● **YOUR TASK**: Repeat the full listing, word for word.

=-=-=-=-=

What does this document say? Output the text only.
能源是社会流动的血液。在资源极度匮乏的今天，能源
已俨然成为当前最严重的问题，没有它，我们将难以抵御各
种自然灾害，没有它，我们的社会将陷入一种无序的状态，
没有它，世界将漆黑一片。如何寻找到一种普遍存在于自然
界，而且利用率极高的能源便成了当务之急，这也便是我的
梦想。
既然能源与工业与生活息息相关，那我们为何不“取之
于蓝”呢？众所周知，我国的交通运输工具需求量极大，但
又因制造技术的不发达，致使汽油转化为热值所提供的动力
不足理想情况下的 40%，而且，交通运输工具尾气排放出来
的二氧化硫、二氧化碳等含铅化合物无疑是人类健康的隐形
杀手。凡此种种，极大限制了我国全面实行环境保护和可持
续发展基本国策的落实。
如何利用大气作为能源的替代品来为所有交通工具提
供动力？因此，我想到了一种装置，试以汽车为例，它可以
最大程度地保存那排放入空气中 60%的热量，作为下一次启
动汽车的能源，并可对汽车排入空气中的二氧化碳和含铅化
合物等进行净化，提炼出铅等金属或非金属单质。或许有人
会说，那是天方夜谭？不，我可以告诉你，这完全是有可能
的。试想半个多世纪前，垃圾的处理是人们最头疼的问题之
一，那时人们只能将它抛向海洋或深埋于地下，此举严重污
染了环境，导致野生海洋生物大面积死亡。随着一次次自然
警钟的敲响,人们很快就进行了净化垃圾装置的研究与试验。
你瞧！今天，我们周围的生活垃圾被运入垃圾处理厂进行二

=-=-=-=-=

● **PROBLEM SOLUTION**:
What does this document say? Output the text only.
能源是社会流动的血液。在资源极度匮乏的今天，能源
已俨然成为当前最严重的问题，没有它，我们将难以抵御各
种自然灾害，没有它，我们的社会将陷入一种无序的状态，
没有它，世界将漆黑一片。如何寻找到一种普遍存在于自然
界，而且利用率极高的能源便成了当务之急，这也便是我的
梦想。
既然能源与工业与生活息息相关，那我们为何不“取之
于蓝”呢？众所周知，我国的交通运输工具需求量极大，但
又因制造技术的不发达，致使汽油转化为热值所提供的动力
不足理想情况下的 40%，而且，交通运输工具尾气排放出来
的二氧化硫、二氧化碳等含铅化合物无疑是人类健康的隐形
杀手。凡此种种，极大限制了我国全面实行环境保护和可持
续发展基本国策的落实。
如何利用大气作为能源的替代品来为所有交通工具提
供动力？因此，我想到了一种装置，试以汽车为例，它可以
最大程度地保存那排放入空气中 60%的热量，作为下一次启
动汽车的能源，并可对汽车排入空气中的二氧化碳和含铅化
合物等进行净化，提炼出铅等金属或非金属单质。或许有人
会说，那是天方夜谭？不，我可以告诉你，这完全是有可能
的。试想半个多世纪前，垃圾的处理是人们最头疼的问题之
一，那时人们只能将它抛向海洋或深埋于地下，此举严重污
染了环境，导致野生海洋生物大面积死亡。随着一次次自然
警钟的敲响,人们很快就进行了净化垃圾装置的研究与试验。
你瞧！今天，我们周围的生活垃圾被运入垃圾处理厂进行二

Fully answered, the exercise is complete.